AIM: Extract and copy each line of the rows below that contains the string "axis".

++++++++++++++++++++

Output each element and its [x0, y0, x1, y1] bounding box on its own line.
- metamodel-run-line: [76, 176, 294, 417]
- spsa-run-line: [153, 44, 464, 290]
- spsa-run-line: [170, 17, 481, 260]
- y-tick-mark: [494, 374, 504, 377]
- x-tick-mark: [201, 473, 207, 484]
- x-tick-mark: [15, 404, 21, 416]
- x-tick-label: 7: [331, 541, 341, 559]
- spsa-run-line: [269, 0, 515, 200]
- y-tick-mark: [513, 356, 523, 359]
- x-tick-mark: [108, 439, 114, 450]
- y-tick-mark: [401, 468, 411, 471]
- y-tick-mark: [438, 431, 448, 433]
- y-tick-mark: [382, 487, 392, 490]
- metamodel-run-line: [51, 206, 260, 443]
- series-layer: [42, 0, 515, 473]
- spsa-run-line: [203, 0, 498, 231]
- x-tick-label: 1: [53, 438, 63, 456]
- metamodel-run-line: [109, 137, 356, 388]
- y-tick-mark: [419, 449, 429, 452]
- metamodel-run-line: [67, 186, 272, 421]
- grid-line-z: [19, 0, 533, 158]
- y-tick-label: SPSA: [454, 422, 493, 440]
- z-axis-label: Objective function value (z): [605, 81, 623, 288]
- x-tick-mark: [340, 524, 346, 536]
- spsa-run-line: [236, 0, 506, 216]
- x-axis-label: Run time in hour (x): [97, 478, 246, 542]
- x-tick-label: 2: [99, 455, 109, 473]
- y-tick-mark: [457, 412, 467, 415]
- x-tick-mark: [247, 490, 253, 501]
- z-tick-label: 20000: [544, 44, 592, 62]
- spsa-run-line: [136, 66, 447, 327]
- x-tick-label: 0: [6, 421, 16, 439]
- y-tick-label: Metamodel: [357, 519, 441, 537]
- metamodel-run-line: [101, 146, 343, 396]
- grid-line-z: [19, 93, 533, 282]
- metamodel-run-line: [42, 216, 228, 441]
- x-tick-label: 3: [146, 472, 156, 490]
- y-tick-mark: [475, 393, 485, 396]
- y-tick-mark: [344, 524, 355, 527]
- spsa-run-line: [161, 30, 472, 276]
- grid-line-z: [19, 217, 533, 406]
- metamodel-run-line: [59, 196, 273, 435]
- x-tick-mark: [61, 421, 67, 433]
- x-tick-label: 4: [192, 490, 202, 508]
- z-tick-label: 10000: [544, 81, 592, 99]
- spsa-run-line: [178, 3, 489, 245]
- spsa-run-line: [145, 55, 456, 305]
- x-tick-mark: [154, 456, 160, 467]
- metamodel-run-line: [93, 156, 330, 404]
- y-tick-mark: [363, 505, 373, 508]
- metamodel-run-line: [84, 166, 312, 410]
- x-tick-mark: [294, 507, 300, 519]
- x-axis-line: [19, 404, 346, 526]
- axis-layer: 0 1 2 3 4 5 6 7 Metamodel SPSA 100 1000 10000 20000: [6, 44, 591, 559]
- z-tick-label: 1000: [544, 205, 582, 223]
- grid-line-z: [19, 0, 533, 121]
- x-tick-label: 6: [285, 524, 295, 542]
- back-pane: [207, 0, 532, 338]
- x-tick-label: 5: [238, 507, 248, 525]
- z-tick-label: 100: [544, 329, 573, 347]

++++++++++++++++++++

TASK RESULT:
- z-axis-label: Objective function value (z): [605, 81, 623, 288]
- x-axis-label: Run time in hour (x): [97, 478, 246, 542]
- x-axis-line: [19, 404, 346, 526]
- axis-layer: 0 1 2 3 4 5 6 7 Metamodel SPSA 100 1000 10000 20000: [6, 44, 591, 559]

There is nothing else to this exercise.